# Work instructions
Scan the listing below and copy every line holding "JSON".

(Stored data)

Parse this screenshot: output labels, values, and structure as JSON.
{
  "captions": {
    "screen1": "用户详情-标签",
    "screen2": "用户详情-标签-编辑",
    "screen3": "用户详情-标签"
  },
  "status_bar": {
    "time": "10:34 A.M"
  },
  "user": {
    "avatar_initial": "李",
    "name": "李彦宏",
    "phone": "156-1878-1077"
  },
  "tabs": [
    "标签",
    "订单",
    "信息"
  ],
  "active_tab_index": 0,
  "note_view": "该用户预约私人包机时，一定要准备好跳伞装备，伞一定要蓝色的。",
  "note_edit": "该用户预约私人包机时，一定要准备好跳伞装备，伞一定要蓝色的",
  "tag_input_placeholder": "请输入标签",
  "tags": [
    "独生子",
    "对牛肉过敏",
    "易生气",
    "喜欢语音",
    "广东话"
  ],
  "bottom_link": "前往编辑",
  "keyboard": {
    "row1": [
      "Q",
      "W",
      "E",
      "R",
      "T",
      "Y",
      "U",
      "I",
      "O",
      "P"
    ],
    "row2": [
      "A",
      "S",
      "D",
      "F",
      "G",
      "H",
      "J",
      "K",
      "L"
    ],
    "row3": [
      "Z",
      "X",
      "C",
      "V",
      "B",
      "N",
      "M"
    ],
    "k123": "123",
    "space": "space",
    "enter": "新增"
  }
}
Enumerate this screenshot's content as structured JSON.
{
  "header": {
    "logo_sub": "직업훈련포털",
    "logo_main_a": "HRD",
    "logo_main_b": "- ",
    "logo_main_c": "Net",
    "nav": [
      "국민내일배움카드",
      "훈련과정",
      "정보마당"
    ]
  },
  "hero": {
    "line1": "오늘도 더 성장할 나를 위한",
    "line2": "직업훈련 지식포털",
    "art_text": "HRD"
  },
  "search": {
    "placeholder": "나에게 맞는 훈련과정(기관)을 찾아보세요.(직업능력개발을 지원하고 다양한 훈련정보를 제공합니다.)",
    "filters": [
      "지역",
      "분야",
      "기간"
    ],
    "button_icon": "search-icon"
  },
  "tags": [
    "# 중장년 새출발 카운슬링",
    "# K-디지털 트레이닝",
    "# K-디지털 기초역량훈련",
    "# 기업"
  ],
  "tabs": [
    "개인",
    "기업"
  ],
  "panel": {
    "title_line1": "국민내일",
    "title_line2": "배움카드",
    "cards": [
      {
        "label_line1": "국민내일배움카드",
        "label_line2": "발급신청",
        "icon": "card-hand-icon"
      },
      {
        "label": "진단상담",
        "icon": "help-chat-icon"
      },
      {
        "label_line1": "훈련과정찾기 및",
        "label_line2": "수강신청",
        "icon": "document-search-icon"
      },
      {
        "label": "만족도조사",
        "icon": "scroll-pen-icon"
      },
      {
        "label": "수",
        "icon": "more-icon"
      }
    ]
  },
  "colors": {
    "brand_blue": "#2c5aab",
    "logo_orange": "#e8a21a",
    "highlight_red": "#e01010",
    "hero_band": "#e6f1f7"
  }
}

# Complete answer
Parse this screenshot: output labels, values, and structure as JSON.
Enumerate this screenshot's content as structured JSON.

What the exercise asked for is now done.